** Text for analysis follows **
WASHINGTON (CN) — A D.C. Circuit panel Friday denied TikTok’s request to pause an impeding ban, setting up an emergency appeal to the Supreme Court with less than five weeks before the ban takes effect.
The decision comes one week after the D.C. Circuit upheld the bipartisan Protecting Americans from Foreign Adversary Controlled Applications Act as constitutional, citing the government’s national security concerns regarding the app’s Chinese ownership.
‘The petitioners have not identified any case in which a court, after rejecting a constitutional challenge to an Act of Congress, has enjoined the act from going into effect while review is sought in the Supreme Court,” the panel said in a two-page per curiam order.
TikTok had requested the emergency injunction on Monday, arguing that without an injunction the Supreme Court would not have enough time to properly review the First Amendment issues that would result from banning an app used by nearly 170 million Americans.
** End of Text for analysis **
_Problems and tasks_:
a) From the TikTok report, extract word for word the stretch from "WASHINGTON (CN) —" through "per curiam order.".
b) According to the TikTok report, how many pages long was the panel's per curiam order?
c) Carry on the report about TikTok's request to pause the ban from the point where it stops.
The material that follows has no connection to the TikTok report.
** Record extracts follows **
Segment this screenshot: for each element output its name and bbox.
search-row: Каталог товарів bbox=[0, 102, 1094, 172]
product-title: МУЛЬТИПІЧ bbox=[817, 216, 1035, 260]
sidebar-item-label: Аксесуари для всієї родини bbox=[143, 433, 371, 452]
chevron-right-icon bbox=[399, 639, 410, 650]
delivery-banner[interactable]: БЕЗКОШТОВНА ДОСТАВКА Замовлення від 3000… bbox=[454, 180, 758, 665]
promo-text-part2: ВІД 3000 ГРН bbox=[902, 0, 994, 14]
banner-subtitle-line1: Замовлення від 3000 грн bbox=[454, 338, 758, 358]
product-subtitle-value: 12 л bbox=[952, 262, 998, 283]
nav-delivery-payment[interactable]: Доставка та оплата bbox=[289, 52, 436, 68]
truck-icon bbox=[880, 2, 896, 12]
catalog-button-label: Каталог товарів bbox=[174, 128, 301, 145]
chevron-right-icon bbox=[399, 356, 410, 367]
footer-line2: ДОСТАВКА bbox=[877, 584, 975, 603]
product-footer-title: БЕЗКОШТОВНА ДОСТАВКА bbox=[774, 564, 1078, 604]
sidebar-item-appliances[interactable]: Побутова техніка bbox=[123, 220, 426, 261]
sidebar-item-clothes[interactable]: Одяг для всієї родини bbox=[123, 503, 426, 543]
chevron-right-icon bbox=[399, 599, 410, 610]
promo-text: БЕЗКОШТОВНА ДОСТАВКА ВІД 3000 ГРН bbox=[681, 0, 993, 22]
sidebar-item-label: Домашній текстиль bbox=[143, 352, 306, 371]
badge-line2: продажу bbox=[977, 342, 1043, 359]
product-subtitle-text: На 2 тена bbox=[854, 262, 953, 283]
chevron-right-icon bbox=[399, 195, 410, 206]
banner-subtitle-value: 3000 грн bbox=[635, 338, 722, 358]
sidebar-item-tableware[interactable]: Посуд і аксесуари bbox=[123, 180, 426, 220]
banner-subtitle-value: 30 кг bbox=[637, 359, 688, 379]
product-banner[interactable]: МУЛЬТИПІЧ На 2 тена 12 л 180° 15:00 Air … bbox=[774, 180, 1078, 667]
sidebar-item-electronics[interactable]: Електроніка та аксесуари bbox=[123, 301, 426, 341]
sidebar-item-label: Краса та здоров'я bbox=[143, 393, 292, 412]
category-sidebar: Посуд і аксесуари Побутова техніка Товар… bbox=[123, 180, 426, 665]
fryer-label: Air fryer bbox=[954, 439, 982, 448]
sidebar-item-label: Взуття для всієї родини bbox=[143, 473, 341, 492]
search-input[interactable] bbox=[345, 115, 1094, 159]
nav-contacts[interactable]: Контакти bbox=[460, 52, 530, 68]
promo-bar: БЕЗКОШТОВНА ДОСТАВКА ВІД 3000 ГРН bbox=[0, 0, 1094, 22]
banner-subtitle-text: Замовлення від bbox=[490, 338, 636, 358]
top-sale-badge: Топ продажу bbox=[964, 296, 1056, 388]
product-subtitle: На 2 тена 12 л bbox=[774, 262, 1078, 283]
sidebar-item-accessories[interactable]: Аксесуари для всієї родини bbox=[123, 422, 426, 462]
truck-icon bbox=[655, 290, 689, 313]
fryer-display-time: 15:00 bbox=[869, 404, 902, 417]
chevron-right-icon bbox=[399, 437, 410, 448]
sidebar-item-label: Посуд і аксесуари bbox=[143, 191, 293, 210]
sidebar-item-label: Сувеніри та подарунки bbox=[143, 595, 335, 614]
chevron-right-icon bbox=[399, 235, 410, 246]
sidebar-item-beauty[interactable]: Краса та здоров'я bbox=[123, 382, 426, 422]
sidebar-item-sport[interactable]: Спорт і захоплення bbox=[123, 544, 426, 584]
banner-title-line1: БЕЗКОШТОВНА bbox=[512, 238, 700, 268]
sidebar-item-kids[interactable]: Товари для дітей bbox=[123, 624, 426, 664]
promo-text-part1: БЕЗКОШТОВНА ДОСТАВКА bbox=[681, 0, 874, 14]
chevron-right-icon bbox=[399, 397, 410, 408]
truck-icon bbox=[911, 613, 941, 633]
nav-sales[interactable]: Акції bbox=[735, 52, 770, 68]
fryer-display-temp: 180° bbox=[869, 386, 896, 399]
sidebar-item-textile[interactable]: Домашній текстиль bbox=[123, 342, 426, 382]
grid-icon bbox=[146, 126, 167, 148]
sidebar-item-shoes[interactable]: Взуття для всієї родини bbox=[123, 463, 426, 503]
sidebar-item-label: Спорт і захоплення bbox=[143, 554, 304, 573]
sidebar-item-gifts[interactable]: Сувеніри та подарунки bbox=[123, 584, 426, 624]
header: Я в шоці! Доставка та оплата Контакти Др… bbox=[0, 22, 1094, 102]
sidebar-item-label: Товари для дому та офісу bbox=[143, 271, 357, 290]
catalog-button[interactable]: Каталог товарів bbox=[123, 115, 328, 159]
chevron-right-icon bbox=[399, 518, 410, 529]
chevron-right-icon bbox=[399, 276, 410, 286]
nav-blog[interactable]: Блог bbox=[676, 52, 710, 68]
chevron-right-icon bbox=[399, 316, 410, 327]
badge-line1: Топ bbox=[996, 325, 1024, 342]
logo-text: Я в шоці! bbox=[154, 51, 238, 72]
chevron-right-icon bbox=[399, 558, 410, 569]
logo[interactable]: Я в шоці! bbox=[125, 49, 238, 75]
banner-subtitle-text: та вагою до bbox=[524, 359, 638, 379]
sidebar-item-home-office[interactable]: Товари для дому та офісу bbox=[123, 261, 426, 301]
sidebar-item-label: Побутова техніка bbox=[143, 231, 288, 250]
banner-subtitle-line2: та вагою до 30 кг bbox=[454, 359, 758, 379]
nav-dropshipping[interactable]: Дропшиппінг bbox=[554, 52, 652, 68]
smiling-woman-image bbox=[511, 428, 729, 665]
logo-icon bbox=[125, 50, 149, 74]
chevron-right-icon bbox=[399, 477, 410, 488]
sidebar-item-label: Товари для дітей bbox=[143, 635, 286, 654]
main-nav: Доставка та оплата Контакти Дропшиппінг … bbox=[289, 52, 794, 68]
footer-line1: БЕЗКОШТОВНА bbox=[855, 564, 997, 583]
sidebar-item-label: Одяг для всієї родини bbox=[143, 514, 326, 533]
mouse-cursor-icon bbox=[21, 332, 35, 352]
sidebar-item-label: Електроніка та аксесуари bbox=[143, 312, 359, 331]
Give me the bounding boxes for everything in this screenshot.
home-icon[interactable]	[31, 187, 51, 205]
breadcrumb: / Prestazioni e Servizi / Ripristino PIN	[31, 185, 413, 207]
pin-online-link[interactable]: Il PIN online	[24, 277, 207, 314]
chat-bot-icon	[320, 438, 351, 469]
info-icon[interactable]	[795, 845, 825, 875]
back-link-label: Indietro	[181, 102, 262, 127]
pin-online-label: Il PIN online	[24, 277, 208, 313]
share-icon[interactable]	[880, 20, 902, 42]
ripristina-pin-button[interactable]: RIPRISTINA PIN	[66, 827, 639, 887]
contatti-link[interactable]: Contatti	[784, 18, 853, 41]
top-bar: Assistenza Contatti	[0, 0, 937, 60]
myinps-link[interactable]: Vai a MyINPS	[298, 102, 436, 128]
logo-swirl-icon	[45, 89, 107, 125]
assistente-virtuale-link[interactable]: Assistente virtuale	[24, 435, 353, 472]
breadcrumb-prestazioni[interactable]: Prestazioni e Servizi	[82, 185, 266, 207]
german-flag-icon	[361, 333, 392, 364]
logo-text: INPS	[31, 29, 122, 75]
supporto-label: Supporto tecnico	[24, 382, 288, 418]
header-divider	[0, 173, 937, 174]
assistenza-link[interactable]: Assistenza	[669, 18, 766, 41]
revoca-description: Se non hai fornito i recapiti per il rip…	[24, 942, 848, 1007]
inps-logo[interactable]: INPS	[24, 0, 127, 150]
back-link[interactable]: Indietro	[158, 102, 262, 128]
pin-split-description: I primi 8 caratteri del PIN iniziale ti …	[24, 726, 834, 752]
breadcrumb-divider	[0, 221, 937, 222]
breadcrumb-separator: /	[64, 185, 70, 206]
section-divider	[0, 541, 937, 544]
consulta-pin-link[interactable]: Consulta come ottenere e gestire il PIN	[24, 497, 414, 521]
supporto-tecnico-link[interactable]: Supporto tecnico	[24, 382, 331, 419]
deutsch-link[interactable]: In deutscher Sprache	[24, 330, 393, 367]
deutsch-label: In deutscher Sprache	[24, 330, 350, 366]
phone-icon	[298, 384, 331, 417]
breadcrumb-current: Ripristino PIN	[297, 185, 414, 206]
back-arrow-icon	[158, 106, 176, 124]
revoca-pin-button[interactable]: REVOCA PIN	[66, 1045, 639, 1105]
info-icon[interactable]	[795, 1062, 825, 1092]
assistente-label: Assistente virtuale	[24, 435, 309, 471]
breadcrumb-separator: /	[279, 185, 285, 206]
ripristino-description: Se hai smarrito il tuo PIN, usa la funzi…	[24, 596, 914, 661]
** End of Record extracts **
_Responses in order_:
a)
WASHINGTON (CN) — A D.C. Circuit panel Friday denied TikTok’s request to pause an impeding ban, setting up an emergency appeal to the Supreme Court with less than five weeks before the ban takes effect.
The decision comes one week after the D.C. Circuit upheld the bipartisan Protecting Americans from Foreign Adversary Controlled Applications Act as constitutional, citing the government’s national security concerns regarding the app’s Chinese ownership.
‘The petitioners have not identified any case in which a court, after rejecting a constitutional challenge to an Act of Congress, has enjoined the act from going into effect while review is sought in the Supreme Court,” the panel said in a two-page per curiam order.

b) Two pages.

c)
Further, the injunction would grant incoming President Donald Trump time to decide how his administration would handle the app and concerns surrounding Chinese parent company ByteDance, “which could moot both the impending harms and the need for Supreme Court review,” TikTok said in its motion.
A TikTok spokesperson reiterated its intent to bring the issue before the high court in an emailed statement Friday.
“As we have previously stated, we plan on taking this case to the Supreme Court, which has an established historical record of protecting Americans’ right to free speech,” the spokesperson said. “The voices of over 170 million Americans here in the US and around the world will be silenced on Jan. 19, 2025, unless the TikTok ban is halted.”
The three-judge panel heavily sided with points the Justice Department raised in its opposition to the freeze earlier this week, noting that such an injunction would require the court to move against a “presumptively valid act of Congress.”
The Justice Department wrote in its reply brief Wednesday that courts, including the Supreme Court, traditionally presume that congressional acts should remain in effect until the justices reach a final decision, and thus an injunction would upend that tradition.
“That practice reflects the ‘presumption of constitutionality which attaches to every act of Congress,’” the Justice Department said in its reply brief.
The panel noted that both Congress and President Joe Biden agreed upon the 270-day window from April 24, when Biden signed the act into law, in which TikTok could divest itself from ByteDance.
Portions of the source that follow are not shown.